State how many lines in the following entries contain the word "plot". No other output.

** Dataset records follows **

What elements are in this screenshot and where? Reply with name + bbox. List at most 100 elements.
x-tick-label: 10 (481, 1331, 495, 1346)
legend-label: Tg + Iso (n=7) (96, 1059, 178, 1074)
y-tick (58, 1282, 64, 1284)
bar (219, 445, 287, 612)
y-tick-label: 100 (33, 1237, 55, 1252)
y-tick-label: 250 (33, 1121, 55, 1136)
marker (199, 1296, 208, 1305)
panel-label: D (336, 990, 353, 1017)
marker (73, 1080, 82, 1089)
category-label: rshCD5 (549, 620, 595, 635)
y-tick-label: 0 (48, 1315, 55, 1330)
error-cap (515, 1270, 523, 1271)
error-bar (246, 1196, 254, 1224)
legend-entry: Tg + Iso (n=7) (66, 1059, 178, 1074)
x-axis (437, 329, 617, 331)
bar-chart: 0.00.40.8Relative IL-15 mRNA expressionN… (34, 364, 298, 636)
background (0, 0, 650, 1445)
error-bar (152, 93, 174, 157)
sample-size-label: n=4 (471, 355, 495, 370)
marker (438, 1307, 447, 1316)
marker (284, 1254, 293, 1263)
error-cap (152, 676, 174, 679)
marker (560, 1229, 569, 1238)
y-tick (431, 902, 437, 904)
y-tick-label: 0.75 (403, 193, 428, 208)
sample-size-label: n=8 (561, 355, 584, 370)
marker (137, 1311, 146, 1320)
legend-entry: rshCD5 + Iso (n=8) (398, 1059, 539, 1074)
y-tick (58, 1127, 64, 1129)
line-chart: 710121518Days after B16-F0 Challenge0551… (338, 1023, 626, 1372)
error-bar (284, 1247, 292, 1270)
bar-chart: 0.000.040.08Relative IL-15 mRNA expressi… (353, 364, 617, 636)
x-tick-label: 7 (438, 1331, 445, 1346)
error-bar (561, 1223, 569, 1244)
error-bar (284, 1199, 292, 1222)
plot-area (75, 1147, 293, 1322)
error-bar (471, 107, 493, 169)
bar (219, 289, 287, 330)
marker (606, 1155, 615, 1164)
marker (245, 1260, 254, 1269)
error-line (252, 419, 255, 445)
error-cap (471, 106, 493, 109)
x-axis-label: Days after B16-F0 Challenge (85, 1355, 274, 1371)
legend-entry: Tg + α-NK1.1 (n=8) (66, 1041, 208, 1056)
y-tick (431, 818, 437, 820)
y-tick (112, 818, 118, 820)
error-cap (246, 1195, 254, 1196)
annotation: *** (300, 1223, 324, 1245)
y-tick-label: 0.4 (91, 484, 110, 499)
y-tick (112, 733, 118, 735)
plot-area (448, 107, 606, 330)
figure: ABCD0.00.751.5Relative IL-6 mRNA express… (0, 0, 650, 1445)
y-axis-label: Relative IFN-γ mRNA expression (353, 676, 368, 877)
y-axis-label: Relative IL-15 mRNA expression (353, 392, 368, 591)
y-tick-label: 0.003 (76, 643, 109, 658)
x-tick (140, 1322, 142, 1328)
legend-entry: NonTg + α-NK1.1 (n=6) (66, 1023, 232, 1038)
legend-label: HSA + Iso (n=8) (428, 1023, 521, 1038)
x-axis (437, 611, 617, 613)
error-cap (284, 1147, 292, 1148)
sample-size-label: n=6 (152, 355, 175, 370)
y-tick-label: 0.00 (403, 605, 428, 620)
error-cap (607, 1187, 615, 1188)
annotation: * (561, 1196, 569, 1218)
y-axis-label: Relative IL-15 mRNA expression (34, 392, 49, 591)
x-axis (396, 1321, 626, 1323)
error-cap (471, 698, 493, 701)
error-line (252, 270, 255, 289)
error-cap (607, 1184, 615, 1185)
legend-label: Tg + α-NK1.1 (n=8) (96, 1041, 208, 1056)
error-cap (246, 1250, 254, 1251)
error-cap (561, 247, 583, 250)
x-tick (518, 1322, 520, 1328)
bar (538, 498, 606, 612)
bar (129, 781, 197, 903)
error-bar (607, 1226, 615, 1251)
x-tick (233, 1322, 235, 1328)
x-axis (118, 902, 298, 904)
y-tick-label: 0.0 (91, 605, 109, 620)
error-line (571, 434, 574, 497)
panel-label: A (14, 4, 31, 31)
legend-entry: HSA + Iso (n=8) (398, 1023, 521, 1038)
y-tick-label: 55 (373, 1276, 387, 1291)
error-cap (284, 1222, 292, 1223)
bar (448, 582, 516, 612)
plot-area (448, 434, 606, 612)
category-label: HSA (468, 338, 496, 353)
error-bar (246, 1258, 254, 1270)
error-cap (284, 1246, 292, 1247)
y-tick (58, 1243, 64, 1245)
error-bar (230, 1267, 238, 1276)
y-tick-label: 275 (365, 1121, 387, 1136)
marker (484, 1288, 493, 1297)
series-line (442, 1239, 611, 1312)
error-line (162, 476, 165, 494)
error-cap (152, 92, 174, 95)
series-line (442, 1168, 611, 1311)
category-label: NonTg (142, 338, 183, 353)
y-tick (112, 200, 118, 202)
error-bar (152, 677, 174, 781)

** End of Dataset records **

**Output below**
3